(Stored records)
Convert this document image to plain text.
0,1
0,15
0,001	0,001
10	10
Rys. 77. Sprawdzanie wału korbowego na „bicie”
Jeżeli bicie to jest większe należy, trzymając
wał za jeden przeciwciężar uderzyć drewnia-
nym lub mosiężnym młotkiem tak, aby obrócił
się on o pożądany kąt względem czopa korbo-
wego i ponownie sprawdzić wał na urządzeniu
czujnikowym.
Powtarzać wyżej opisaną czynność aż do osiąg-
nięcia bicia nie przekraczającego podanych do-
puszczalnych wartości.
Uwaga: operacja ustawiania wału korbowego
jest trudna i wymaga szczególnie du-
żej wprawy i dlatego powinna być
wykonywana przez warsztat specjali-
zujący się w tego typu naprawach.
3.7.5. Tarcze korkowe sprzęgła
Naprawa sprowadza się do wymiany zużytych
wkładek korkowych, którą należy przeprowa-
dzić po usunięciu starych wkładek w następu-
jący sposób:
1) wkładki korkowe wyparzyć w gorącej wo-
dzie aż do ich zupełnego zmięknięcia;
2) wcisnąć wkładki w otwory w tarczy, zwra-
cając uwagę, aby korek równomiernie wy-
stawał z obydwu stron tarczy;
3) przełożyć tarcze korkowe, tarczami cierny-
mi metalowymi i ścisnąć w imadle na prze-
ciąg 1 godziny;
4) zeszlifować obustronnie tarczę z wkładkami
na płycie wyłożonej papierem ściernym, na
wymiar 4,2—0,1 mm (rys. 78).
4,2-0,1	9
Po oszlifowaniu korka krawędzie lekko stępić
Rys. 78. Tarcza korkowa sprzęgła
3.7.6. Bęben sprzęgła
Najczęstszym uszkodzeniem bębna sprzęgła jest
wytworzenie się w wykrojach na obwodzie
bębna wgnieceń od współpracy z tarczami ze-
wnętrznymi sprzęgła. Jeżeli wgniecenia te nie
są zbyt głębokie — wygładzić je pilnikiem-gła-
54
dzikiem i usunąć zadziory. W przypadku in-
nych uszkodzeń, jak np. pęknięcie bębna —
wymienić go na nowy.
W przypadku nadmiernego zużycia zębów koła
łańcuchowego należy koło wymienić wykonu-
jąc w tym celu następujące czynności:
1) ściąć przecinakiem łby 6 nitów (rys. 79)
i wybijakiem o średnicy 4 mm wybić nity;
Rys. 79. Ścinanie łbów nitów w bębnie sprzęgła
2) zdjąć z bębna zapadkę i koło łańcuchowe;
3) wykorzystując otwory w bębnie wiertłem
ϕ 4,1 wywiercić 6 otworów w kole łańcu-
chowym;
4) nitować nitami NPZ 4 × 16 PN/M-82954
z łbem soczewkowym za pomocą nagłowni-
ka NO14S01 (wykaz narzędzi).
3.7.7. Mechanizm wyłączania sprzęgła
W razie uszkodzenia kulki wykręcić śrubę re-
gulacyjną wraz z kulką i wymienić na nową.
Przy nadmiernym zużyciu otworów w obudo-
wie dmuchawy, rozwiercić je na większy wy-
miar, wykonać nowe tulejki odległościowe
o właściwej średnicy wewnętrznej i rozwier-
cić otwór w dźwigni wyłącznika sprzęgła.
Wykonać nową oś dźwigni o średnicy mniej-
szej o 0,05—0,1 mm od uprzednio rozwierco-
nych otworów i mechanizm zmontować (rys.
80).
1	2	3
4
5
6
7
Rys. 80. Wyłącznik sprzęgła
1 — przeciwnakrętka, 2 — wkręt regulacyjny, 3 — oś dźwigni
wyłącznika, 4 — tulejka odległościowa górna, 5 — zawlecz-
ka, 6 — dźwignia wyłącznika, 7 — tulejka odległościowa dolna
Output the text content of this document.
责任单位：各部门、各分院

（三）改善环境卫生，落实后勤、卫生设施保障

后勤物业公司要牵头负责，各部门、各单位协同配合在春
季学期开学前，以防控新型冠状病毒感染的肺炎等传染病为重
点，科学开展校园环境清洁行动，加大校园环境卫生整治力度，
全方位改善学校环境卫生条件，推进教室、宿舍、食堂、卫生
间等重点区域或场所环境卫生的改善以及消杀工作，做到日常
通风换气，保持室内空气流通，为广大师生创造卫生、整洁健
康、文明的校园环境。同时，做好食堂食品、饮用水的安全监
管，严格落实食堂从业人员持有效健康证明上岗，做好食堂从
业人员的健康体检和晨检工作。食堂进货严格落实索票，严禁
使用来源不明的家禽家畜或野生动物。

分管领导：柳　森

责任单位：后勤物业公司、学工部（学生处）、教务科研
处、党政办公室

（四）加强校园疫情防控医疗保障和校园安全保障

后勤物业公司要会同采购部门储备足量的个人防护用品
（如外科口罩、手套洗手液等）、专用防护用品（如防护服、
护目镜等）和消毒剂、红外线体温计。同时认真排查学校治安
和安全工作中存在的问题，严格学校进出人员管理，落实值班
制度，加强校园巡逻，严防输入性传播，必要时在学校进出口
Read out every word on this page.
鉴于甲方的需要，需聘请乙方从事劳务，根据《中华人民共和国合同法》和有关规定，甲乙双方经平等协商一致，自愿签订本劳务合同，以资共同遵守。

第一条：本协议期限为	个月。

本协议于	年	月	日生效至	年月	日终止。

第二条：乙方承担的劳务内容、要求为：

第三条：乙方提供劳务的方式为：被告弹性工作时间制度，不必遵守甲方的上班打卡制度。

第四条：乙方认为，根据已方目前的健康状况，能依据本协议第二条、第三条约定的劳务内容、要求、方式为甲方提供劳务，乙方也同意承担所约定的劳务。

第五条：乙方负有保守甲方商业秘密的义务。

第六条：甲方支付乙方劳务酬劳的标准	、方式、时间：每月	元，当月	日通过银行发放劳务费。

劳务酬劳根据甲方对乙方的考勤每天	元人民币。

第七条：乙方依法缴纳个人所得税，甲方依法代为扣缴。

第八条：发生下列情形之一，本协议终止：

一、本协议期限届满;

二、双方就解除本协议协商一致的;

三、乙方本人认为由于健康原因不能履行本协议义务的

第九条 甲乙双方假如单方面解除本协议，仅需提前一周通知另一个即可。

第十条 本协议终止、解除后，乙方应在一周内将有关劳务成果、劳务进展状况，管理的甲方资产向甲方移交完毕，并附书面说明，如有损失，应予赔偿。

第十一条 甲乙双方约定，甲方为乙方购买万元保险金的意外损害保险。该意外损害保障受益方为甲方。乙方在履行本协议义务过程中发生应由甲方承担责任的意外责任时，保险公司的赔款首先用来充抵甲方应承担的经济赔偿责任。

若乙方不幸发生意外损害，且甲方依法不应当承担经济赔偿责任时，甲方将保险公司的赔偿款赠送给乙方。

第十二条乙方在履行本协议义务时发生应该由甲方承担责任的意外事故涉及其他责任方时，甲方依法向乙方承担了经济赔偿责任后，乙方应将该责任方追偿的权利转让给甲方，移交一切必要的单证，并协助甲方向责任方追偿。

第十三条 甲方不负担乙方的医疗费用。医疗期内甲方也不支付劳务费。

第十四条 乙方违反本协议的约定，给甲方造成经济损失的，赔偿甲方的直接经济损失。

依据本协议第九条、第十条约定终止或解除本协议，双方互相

» **GIVEN INSTRUCTION**
From the data above, extract every line in its exact form.

» **FINAL RESULT**
Convert this document image to plain text.
0,1
0,15
0,001	0,001
10	10
Rys. 77. Sprawdzanie wału korbowego na „bicie”
Jeżeli bicie to jest większe należy, trzymając
wał za jeden przeciwciężar uderzyć drewnia-
nym lub mosiężnym młotkiem tak, aby obrócił
się on o pożądany kąt względem czopa korbo-
wego i ponownie sprawdzić wał na urządzeniu
czujnikowym.
Powtarzać wyżej opisaną czynność aż do osiąg-
nięcia bicia nie przekraczającego podanych do-
puszczalnych wartości.
Uwaga: operacja ustawiania wału korbowego
jest trudna i wymaga szczególnie du-
żej wprawy i dlatego powinna być
wykonywana przez warsztat specjali-
zujący się w tego typu naprawach.
3.7.5. Tarcze korkowe sprzęgła
Naprawa sprowadza się do wymiany zużytych
wkładek korkowych, którą należy przeprowa-
dzić po usunięciu starych wkładek w następu-
jący sposób:
1) wkładki korkowe wyparzyć w gorącej wo-
dzie aż do ich zupełnego zmięknięcia;
2) wcisnąć wkładki w otwory w tarczy, zwra-
cając uwagę, aby korek równomiernie wy-
stawał z obydwu stron tarczy;
3) przełożyć tarcze korkowe, tarczami cierny-
mi metalowymi i ścisnąć w imadle na prze-
ciąg 1 godziny;
4) zeszlifować obustronnie tarczę z wkładkami
na płycie wyłożonej papierem ściernym, na
wymiar 4,2—0,1 mm (rys. 78).
4,2-0,1	9
Po oszlifowaniu korka krawędzie lekko stępić
Rys. 78. Tarcza korkowa sprzęgła
3.7.6. Bęben sprzęgła
Najczęstszym uszkodzeniem bębna sprzęgła jest
wytworzenie się w wykrojach na obwodzie
bębna wgnieceń od współpracy z tarczami ze-
wnętrznymi sprzęgła. Jeżeli wgniecenia te nie
są zbyt głębokie — wygładzić je pilnikiem-gła-
54
dzikiem i usunąć zadziory. W przypadku in-
nych uszkodzeń, jak np. pęknięcie bębna —
wymienić go na nowy.
W przypadku nadmiernego zużycia zębów koła
łańcuchowego należy koło wymienić wykonu-
jąc w tym celu następujące czynności:
1) ściąć przecinakiem łby 6 nitów (rys. 79)
i wybijakiem o średnicy 4 mm wybić nity;
Rys. 79. Ścinanie łbów nitów w bębnie sprzęgła
2) zdjąć z bębna zapadkę i koło łańcuchowe;
3) wykorzystując otwory w bębnie wiertłem
ϕ 4,1 wywiercić 6 otworów w kole łańcu-
chowym;
4) nitować nitami NPZ 4 × 16 PN/M-82954
z łbem soczewkowym za pomocą nagłowni-
ka NO14S01 (wykaz narzędzi).
3.7.7. Mechanizm wyłączania sprzęgła
W razie uszkodzenia kulki wykręcić śrubę re-
gulacyjną wraz z kulką i wymienić na nową.
Przy nadmiernym zużyciu otworów w obudo-
wie dmuchawy, rozwiercić je na większy wy-
miar, wykonać nowe tulejki odległościowe
o właściwej średnicy wewnętrznej i rozwier-
cić otwór w dźwigni wyłącznika sprzęgła.
Wykonać nową oś dźwigni o średnicy mniej-
szej o 0,05—0,1 mm od uprzednio rozwierco-
nych otworów i mechanizm zmontować (rys.
80).
1	2	3
4
5
6
7
Rys. 80. Wyłącznik sprzęgła
1 — przeciwnakrętka, 2 — wkręt regulacyjny, 3 — oś dźwigni
wyłącznika, 4 — tulejka odległościowa górna, 5 — zawlecz-
ka, 6 — dźwignia wyłącznika, 7 — tulejka odległościowa dolna
Output the text content of this document.
责任单位：各部门、各分院

（三）改善环境卫生，落实后勤、卫生设施保障

后勤物业公司要牵头负责，各部门、各单位协同配合在春
季学期开学前，以防控新型冠状病毒感染的肺炎等传染病为重
点，科学开展校园环境清洁行动，加大校园环境卫生整治力度，
全方位改善学校环境卫生条件，推进教室、宿舍、食堂、卫生
间等重点区域或场所环境卫生的改善以及消杀工作，做到日常
通风换气，保持室内空气流通，为广大师生创造卫生、整洁健
康、文明的校园环境。同时，做好食堂食品、饮用水的安全监
管，严格落实食堂从业人员持有效健康证明上岗，做好食堂从
业人员的健康体检和晨检工作。食堂进货严格落实索票，严禁
使用来源不明的家禽家畜或野生动物。

分管领导：柳　森

责任单位：后勤物业公司、学工部（学生处）、教务科研
处、党政办公室

（四）加强校园疫情防控医疗保障和校园安全保障

后勤物业公司要会同采购部门储备足量的个人防护用品
（如外科口罩、手套洗手液等）、专用防护用品（如防护服、
护目镜等）和消毒剂、红外线体温计。同时认真排查学校治安
和安全工作中存在的问题，严格学校进出人员管理，落实值班
制度，加强校园巡逻，严防输入性传播，必要时在学校进出口
Read out every word on this page.
鉴于甲方的需要，需聘请乙方从事劳务，根据《中华人民共和国合同法》和有关规定，甲乙双方经平等协商一致，自愿签订本劳务合同，以资共同遵守。

第一条：本协议期限为	个月。

本协议于	年	月	日生效至	年月	日终止。

第二条：乙方承担的劳务内容、要求为：

第三条：乙方提供劳务的方式为：被告弹性工作时间制度，不必遵守甲方的上班打卡制度。

第四条：乙方认为，根据已方目前的健康状况，能依据本协议第二条、第三条约定的劳务内容、要求、方式为甲方提供劳务，乙方也同意承担所约定的劳务。

第五条：乙方负有保守甲方商业秘密的义务。

第六条：甲方支付乙方劳务酬劳的标准	、方式、时间：每月	元，当月	日通过银行发放劳务费。

劳务酬劳根据甲方对乙方的考勤每天	元人民币。

第七条：乙方依法缴纳个人所得税，甲方依法代为扣缴。

第八条：发生下列情形之一，本协议终止：

一、本协议期限届满;

二、双方就解除本协议协商一致的;

三、乙方本人认为由于健康原因不能履行本协议义务的

第九条 甲乙双方假如单方面解除本协议，仅需提前一周通知另一个即可。

第十条 本协议终止、解除后，乙方应在一周内将有关劳务成果、劳务进展状况，管理的甲方资产向甲方移交完毕，并附书面说明，如有损失，应予赔偿。

第十一条 甲乙双方约定，甲方为乙方购买万元保险金的意外损害保险。该意外损害保障受益方为甲方。乙方在履行本协议义务过程中发生应由甲方承担责任的意外责任时，保险公司的赔款首先用来充抵甲方应承担的经济赔偿责任。

若乙方不幸发生意外损害，且甲方依法不应当承担经济赔偿责任时，甲方将保险公司的赔偿款赠送给乙方。

第十二条乙方在履行本协议义务时发生应该由甲方承担责任的意外事故涉及其他责任方时，甲方依法向乙方承担了经济赔偿责任后，乙方应将该责任方追偿的权利转让给甲方，移交一切必要的单证，并协助甲方向责任方追偿。

第十三条 甲方不负担乙方的医疗费用。医疗期内甲方也不支付劳务费。

第十四条 乙方违反本协议的约定，给甲方造成经济损失的，赔偿甲方的直接经济损失。

依据本协议第九条、第十条约定终止或解除本协议，双方互相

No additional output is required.